Brief:
From the listing below, pull out the lines that hold "cavità".

Stored items from a collection
'''
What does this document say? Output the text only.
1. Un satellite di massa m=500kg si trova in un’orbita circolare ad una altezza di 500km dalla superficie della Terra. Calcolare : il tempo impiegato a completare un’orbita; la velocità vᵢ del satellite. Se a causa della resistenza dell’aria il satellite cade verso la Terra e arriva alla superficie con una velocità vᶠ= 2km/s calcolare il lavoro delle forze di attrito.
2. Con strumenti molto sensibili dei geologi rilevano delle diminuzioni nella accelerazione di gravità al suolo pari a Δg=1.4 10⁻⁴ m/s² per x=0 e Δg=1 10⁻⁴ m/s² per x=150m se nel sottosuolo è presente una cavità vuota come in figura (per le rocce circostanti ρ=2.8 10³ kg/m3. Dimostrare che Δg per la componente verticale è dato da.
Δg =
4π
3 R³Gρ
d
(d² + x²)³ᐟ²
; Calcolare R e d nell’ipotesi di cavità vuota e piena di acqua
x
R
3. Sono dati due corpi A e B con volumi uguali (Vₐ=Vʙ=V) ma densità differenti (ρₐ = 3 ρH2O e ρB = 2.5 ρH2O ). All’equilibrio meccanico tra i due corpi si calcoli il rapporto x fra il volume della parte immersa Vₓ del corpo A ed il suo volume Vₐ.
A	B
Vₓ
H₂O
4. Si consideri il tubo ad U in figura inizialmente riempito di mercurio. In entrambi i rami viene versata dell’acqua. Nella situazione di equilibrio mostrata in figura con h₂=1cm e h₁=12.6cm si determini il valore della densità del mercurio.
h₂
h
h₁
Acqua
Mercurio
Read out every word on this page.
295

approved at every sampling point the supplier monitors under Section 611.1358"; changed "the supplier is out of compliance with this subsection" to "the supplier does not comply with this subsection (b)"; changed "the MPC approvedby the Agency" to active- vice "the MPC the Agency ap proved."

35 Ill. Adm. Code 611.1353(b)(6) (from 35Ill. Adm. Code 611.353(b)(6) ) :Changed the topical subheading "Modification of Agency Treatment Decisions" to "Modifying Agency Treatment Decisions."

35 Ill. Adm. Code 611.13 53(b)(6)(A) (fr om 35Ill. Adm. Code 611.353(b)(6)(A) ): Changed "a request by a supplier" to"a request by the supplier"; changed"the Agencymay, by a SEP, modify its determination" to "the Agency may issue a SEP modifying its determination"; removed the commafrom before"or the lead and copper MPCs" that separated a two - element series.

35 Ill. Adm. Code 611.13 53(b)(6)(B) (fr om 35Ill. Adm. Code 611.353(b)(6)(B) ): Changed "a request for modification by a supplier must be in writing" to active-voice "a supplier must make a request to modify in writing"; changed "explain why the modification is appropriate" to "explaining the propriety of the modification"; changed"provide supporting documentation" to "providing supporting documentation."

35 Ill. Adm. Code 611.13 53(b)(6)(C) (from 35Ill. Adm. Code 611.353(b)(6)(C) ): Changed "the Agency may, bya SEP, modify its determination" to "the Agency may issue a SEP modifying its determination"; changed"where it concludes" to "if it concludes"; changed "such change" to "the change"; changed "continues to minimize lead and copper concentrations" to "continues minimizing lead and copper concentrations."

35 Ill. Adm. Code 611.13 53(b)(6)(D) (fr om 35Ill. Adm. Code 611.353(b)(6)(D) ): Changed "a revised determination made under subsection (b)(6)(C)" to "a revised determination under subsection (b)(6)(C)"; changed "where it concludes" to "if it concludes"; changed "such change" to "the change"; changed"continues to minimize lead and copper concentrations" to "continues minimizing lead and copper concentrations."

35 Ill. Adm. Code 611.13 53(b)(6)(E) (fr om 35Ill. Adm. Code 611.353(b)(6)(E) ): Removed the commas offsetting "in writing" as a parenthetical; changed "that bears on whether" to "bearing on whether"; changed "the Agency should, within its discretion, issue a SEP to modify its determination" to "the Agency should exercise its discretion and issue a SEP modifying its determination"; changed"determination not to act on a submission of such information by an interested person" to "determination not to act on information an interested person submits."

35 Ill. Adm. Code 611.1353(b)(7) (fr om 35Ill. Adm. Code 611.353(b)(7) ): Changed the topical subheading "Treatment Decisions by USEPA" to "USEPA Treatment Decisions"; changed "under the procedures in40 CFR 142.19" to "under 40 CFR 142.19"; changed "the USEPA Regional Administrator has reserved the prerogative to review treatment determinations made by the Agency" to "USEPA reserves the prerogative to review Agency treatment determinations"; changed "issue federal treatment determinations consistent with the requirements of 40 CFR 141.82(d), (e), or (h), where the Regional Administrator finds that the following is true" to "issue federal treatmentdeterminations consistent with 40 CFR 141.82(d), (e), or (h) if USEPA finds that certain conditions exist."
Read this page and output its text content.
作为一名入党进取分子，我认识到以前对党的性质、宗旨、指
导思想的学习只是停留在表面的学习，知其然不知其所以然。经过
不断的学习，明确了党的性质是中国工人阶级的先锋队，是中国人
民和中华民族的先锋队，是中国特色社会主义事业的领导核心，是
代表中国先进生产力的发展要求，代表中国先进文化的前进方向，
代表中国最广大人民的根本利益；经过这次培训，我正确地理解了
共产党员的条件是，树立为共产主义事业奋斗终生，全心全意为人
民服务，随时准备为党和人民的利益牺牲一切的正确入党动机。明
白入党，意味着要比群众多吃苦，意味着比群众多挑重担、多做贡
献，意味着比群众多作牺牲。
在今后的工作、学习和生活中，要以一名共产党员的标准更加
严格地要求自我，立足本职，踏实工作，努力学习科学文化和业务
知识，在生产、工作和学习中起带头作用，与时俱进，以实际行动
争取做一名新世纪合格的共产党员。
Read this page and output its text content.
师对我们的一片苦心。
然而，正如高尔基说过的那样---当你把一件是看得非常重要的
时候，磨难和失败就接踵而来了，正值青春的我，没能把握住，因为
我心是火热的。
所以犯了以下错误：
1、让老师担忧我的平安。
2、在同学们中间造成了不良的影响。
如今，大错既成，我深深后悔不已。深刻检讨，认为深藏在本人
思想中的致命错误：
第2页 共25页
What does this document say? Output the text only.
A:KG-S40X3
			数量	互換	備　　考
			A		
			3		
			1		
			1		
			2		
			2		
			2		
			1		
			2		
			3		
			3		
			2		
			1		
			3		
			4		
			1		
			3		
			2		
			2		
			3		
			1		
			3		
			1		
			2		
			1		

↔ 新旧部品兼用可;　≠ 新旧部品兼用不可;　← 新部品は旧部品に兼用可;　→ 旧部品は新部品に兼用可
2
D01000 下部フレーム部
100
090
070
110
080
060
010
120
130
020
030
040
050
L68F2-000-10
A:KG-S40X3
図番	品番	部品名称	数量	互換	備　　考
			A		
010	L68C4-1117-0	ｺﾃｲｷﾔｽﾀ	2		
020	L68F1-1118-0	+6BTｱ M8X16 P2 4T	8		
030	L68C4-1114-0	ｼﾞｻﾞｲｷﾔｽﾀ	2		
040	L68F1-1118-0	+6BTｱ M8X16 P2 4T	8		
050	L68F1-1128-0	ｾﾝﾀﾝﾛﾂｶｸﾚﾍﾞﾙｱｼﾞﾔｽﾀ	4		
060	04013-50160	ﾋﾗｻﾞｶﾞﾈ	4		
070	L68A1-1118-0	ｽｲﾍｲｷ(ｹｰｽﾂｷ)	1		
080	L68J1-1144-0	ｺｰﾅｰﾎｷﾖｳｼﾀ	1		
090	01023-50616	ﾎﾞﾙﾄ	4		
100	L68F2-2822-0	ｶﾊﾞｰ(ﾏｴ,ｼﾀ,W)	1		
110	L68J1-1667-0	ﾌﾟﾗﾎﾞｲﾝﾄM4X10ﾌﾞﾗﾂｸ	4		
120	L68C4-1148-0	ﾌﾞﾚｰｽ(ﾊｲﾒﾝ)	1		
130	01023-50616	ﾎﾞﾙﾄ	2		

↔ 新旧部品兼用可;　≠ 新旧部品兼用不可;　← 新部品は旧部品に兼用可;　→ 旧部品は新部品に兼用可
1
'''
Full solution:
2. Con strumenti molto sensibili dei geologi rilevano delle diminuzioni nella accelerazione di gravità al suolo pari a Δg=1.4 10⁻⁴ m/s² per x=0 e Δg=1 10⁻⁴ m/s² per x=150m se nel sottosuolo è presente una cavità vuota come in figura (per le rocce circostanti ρ=2.8 10³ kg/m3. Dimostrare che Δg per la componente verticale è dato da.
; Calcolare R e d nell’ipotesi di cavità vuota e piena di acqua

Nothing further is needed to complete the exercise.